▶ PROBLEM REQUIREMENTS
Copy every line that holds "title".

——

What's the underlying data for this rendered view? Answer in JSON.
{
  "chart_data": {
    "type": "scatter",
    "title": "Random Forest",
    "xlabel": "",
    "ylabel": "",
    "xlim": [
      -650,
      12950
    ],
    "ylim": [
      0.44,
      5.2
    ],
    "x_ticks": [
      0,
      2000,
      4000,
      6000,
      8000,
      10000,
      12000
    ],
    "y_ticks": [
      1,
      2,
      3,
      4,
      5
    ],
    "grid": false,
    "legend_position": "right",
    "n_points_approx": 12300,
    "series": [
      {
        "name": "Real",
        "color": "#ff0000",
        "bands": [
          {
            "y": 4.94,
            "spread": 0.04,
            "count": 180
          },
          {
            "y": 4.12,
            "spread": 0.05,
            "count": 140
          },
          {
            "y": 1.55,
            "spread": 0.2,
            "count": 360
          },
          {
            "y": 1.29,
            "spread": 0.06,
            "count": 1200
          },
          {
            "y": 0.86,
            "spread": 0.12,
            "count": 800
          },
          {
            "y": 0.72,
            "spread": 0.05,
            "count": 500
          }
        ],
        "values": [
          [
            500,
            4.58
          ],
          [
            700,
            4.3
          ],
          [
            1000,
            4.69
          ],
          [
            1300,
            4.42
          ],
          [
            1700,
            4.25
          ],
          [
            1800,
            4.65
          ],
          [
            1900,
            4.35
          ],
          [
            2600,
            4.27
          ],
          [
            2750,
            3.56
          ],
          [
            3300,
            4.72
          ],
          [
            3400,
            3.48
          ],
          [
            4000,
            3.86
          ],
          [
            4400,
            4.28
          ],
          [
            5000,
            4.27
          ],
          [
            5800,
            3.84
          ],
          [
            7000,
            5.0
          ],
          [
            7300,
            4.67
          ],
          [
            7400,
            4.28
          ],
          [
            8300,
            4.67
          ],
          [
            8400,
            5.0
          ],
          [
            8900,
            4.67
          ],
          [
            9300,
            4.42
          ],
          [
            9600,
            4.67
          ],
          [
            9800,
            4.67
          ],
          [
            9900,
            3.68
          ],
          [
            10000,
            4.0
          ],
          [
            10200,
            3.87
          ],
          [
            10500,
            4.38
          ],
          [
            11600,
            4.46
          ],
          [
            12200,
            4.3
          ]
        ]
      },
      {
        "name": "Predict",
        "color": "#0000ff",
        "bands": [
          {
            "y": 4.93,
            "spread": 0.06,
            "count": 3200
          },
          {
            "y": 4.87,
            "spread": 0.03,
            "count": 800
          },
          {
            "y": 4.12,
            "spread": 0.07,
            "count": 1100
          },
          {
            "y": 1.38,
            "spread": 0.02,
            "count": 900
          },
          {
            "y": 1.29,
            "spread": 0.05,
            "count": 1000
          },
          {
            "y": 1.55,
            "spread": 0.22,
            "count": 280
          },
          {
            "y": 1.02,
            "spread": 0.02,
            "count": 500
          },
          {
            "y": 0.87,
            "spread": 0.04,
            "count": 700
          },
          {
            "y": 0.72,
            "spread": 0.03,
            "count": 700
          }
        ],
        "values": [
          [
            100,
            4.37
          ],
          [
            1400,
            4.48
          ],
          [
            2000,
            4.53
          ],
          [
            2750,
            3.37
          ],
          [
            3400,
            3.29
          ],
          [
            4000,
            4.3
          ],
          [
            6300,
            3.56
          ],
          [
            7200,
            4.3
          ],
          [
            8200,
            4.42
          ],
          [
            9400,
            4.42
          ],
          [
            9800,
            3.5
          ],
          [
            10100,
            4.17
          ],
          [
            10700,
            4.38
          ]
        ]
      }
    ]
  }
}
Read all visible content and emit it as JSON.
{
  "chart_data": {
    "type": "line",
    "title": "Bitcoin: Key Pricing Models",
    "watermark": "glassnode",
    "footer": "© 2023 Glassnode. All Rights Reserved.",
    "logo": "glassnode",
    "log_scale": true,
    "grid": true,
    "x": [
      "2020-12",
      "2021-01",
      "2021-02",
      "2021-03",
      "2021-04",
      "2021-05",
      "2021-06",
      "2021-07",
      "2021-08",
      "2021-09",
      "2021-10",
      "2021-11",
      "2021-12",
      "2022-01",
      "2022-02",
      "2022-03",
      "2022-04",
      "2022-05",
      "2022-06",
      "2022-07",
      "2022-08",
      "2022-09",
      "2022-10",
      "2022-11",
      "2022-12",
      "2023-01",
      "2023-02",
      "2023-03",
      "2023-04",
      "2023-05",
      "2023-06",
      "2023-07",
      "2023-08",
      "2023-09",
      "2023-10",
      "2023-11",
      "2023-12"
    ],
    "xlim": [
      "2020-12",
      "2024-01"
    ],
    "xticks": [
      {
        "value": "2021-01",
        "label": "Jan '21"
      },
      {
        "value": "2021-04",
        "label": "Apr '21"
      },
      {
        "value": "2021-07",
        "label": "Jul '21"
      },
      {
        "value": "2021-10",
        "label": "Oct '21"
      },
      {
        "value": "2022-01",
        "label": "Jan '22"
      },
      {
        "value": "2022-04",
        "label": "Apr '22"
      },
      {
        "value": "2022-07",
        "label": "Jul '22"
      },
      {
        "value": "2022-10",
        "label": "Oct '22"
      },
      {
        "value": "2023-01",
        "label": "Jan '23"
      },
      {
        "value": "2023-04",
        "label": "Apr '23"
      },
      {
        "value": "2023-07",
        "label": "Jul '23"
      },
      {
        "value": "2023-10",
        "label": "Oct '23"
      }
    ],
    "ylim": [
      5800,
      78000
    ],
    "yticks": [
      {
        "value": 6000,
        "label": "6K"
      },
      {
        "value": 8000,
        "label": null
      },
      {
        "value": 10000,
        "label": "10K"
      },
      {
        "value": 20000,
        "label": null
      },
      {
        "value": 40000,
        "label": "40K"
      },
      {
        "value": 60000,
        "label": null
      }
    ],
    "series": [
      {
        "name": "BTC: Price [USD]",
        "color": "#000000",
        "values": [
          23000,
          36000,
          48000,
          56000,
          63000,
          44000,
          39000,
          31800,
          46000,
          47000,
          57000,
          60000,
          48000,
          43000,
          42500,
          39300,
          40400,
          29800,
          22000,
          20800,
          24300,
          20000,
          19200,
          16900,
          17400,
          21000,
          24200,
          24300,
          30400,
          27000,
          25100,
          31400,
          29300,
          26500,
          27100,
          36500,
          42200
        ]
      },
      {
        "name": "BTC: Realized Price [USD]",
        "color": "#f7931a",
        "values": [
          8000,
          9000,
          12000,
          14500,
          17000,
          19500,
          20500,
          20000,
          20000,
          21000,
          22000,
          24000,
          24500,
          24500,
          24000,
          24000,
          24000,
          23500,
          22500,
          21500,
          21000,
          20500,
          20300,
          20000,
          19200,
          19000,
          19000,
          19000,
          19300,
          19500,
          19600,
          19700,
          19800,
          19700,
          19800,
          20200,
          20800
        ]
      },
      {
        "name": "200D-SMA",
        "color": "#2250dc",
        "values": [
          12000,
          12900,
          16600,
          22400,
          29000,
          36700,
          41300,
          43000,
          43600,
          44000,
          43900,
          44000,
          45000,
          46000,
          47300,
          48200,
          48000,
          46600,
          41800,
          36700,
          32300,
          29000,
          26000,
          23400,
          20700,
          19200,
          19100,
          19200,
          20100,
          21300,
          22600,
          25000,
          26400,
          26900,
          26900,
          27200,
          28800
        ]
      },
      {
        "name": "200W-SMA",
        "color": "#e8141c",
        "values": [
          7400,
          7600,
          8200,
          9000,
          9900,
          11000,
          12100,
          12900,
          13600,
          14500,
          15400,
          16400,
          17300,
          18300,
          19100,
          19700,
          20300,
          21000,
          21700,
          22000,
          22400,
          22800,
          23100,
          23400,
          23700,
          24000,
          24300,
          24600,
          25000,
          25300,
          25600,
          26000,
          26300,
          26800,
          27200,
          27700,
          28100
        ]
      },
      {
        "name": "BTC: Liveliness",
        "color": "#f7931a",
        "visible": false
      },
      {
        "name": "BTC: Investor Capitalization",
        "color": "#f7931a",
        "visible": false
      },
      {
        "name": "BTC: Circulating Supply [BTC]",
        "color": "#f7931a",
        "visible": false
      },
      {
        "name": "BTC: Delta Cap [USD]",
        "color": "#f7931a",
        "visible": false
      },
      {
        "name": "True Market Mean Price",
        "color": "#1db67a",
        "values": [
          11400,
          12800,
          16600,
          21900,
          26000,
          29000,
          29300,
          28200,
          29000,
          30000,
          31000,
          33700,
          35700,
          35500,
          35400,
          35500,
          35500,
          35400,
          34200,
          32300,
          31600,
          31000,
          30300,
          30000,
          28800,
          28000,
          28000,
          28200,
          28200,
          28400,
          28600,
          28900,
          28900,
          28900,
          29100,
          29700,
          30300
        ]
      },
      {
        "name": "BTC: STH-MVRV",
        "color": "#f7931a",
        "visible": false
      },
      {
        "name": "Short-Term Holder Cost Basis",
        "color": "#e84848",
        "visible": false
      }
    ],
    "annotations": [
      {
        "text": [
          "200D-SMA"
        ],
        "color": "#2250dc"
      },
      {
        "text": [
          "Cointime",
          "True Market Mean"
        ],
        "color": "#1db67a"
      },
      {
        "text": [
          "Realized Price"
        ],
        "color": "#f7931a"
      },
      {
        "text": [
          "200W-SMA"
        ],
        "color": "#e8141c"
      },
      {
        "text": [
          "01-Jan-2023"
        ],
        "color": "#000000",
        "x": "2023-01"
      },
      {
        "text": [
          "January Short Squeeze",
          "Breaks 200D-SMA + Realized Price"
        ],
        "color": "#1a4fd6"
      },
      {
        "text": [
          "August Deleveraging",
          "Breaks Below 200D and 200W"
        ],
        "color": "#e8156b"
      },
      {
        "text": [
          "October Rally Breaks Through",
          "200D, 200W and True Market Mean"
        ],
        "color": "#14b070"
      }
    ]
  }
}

——

▶ FULL SOLUTION
    "title": "Random Forest",
    "title": "Bitcoin: Key Pricing Models",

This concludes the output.